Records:

— start —

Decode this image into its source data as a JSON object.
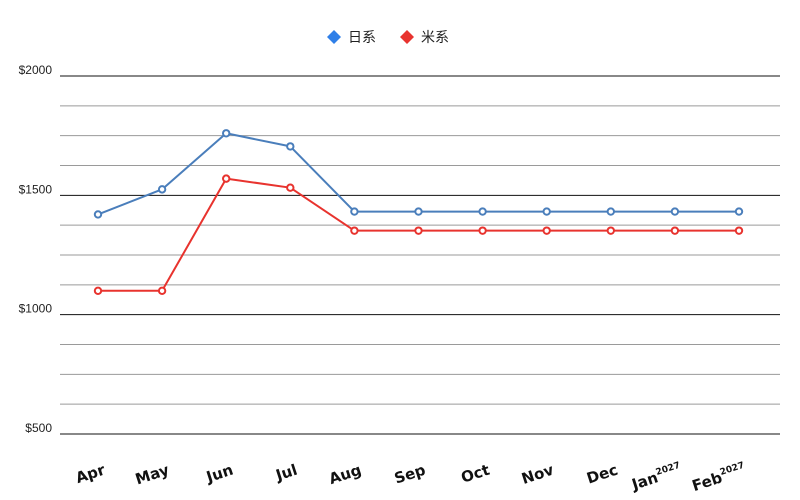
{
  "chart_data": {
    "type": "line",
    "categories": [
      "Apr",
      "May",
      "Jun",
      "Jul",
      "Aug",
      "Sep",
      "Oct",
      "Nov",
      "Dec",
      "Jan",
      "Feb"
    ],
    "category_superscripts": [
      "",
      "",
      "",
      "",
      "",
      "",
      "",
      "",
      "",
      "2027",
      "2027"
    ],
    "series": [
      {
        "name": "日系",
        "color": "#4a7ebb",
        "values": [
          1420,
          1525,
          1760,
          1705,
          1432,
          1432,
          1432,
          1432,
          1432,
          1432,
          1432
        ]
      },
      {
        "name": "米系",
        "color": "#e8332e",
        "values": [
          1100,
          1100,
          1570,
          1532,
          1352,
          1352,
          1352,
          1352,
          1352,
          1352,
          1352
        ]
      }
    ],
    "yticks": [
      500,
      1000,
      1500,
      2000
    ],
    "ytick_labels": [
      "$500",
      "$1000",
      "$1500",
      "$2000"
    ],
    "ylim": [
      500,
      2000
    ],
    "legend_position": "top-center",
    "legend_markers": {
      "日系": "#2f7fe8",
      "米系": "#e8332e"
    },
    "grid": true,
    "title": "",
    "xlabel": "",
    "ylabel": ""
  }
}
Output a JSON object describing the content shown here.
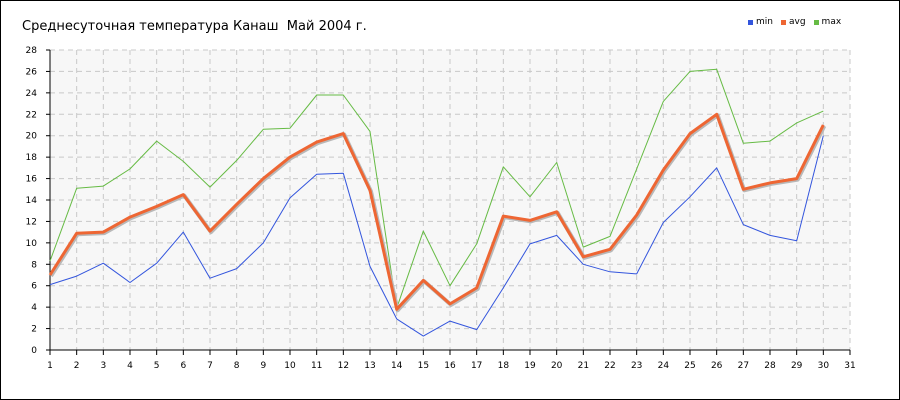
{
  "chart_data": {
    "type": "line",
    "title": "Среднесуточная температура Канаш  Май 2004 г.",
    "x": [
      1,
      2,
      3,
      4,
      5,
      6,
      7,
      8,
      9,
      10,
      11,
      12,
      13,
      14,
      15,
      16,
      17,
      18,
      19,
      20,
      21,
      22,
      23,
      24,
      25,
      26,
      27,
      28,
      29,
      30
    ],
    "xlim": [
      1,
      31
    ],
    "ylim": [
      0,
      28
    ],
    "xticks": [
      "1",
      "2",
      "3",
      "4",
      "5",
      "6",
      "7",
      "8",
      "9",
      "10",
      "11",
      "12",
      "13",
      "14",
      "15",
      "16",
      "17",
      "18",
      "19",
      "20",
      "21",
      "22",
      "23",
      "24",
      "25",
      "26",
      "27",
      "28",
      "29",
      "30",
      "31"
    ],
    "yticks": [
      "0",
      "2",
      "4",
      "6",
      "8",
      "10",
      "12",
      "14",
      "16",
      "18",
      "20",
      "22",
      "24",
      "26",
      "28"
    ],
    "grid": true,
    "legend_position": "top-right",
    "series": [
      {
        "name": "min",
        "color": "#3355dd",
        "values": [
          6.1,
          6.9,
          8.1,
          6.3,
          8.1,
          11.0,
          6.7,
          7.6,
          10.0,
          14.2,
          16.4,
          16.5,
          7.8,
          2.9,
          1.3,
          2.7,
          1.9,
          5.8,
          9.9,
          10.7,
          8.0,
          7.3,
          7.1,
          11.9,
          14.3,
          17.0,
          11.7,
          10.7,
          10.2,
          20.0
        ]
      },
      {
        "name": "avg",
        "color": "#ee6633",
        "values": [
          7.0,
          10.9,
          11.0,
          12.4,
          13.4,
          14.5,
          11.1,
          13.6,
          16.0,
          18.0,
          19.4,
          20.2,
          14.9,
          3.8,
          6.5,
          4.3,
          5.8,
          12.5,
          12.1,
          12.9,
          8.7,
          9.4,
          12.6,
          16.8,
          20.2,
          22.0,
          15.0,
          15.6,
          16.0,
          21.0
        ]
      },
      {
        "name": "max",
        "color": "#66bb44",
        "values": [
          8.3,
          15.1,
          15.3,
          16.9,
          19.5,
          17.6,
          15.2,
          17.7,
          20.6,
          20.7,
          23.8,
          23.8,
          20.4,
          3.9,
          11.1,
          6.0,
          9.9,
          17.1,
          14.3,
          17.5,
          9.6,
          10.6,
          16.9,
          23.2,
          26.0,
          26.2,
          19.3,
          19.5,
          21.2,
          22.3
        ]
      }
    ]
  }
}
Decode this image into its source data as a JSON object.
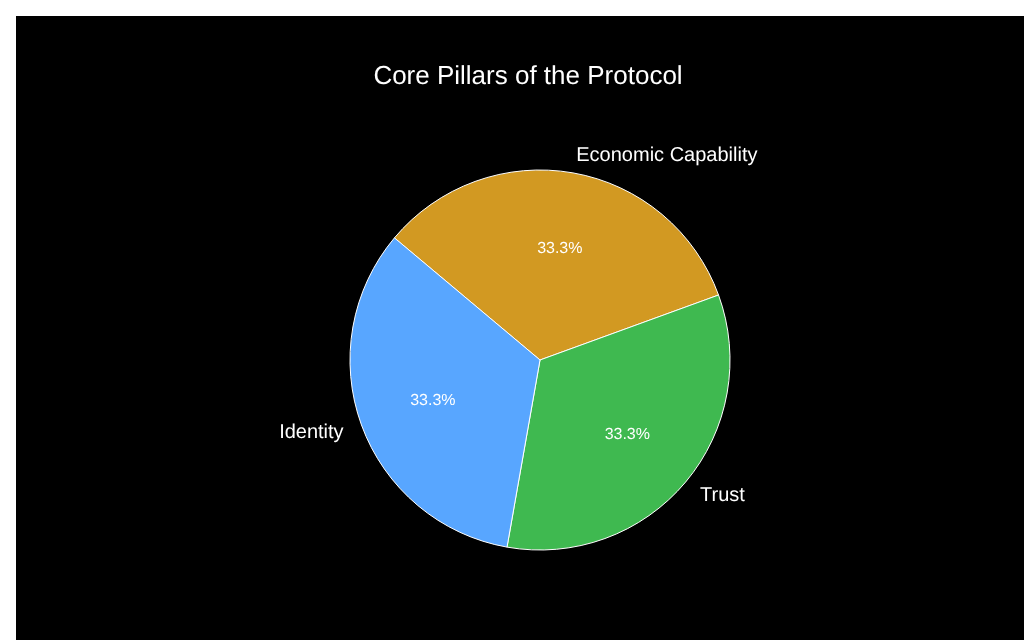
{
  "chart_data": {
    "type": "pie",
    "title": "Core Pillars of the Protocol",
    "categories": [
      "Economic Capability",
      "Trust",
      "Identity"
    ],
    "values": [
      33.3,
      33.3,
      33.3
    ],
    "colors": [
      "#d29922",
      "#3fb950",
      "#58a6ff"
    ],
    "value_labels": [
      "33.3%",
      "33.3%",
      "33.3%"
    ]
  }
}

— end —

Task requirements: Omit the pictures and reproduce the listing exactly.

Task solution:
Decode this image into its source data as a JSON object.
{
  "chart_data": {
    "type": "line",
    "categories": [
      "Apr",
      "May",
      "Jun",
      "Jul",
      "Aug",
      "Sep",
      "Oct",
      "Nov",
      "Dec",
      "Jan",
      "Feb"
    ],
    "category_superscripts": [
      "",
      "",
      "",
      "",
      "",
      "",
      "",
      "",
      "",
      "2027",
      "2027"
    ],
    "series": [
      {
        "name": "日系",
        "color": "#4a7ebb",
        "values": [
          1420,
          1525,
          1760,
          1705,
          1432,
          1432,
          1432,
          1432,
          1432,
          1432,
          1432
        ]
      },
      {
        "name": "米系",
        "color": "#e8332e",
        "values": [
          1100,
          1100,
          1570,
          1532,
          1352,
          1352,
          1352,
          1352,
          1352,
          1352,
          1352
        ]
      }
    ],
    "yticks": [
      500,
      1000,
      1500,
      2000
    ],
    "ytick_labels": [
      "$500",
      "$1000",
      "$1500",
      "$2000"
    ],
    "ylim": [
      500,
      2000
    ],
    "legend_position": "top-center",
    "legend_markers": {
      "日系": "#2f7fe8",
      "米系": "#e8332e"
    },
    "grid": true,
    "title": "",
    "xlabel": "",
    "ylabel": ""
  }
}
Output a JSON object describing the content shown here.
{
  "chart_data": {
    "type": "line",
    "title": "Среднесуточная температура Канаш  Май 2004 г.",
    "x": [
      1,
      2,
      3,
      4,
      5,
      6,
      7,
      8,
      9,
      10,
      11,
      12,
      13,
      14,
      15,
      16,
      17,
      18,
      19,
      20,
      21,
      22,
      23,
      24,
      25,
      26,
      27,
      28,
      29,
      30
    ],
    "xlim": [
      1,
      31
    ],
    "ylim": [
      0,
      28
    ],
    "xticks": [
      "1",
      "2",
      "3",
      "4",
      "5",
      "6",
      "7",
      "8",
      "9",
      "10",
      "11",
      "12",
      "13",
      "14",
      "15",
      "16",
      "17",
      "18",
      "19",
      "20",
      "21",
      "22",
      "23",
      "24",
      "25",
      "26",
      "27",
      "28",
      "29",
      "30",
      "31"
    ],
    "yticks": [
      "0",
      "2",
      "4",
      "6",
      "8",
      "10",
      "12",
      "14",
      "16",
      "18",
      "20",
      "22",
      "24",
      "26",
      "28"
    ],
    "grid": true,
    "legend_position": "top-right",
    "series": [
      {
        "name": "min",
        "color": "#3355dd",
        "values": [
          6.1,
          6.9,
          8.1,
          6.3,
          8.1,
          11.0,
          6.7,
          7.6,
          10.0,
          14.2,
          16.4,
          16.5,
          7.8,
          2.9,
          1.3,
          2.7,
          1.9,
          5.8,
          9.9,
          10.7,
          8.0,
          7.3,
          7.1,
          11.9,
          14.3,
          17.0,
          11.7,
          10.7,
          10.2,
          20.0
        ]
      },
      {
        "name": "avg",
        "color": "#ee6633",
        "values": [
          7.0,
          10.9,
          11.0,
          12.4,
          13.4,
          14.5,
          11.1,
          13.6,
          16.0,
          18.0,
          19.4,
          20.2,
          14.9,
          3.8,
          6.5,
          4.3,
          5.8,
          12.5,
          12.1,
          12.9,
          8.7,
          9.4,
          12.6,
          16.8,
          20.2,
          22.0,
          15.0,
          15.6,
          16.0,
          21.0
        ]
      },
      {
        "name": "max",
        "color": "#66bb44",
        "values": [
          8.3,
          15.1,
          15.3,
          16.9,
          19.5,
          17.6,
          15.2,
          17.7,
          20.6,
          20.7,
          23.8,
          23.8,
          20.4,
          3.9,
          11.1,
          6.0,
          9.9,
          17.1,
          14.3,
          17.5,
          9.6,
          10.6,
          16.9,
          23.2,
          26.0,
          26.2,
          19.3,
          19.5,
          21.2,
          22.3
        ]
      }
    ]
  }
}
Decode this image into its source data as a JSON object.
{
  "chart_data": {
    "type": "pie",
    "title": "Core Pillars of the Protocol",
    "categories": [
      "Economic Capability",
      "Trust",
      "Identity"
    ],
    "values": [
      33.3,
      33.3,
      33.3
    ],
    "colors": [
      "#d29922",
      "#3fb950",
      "#58a6ff"
    ],
    "value_labels": [
      "33.3%",
      "33.3%",
      "33.3%"
    ]
  }
}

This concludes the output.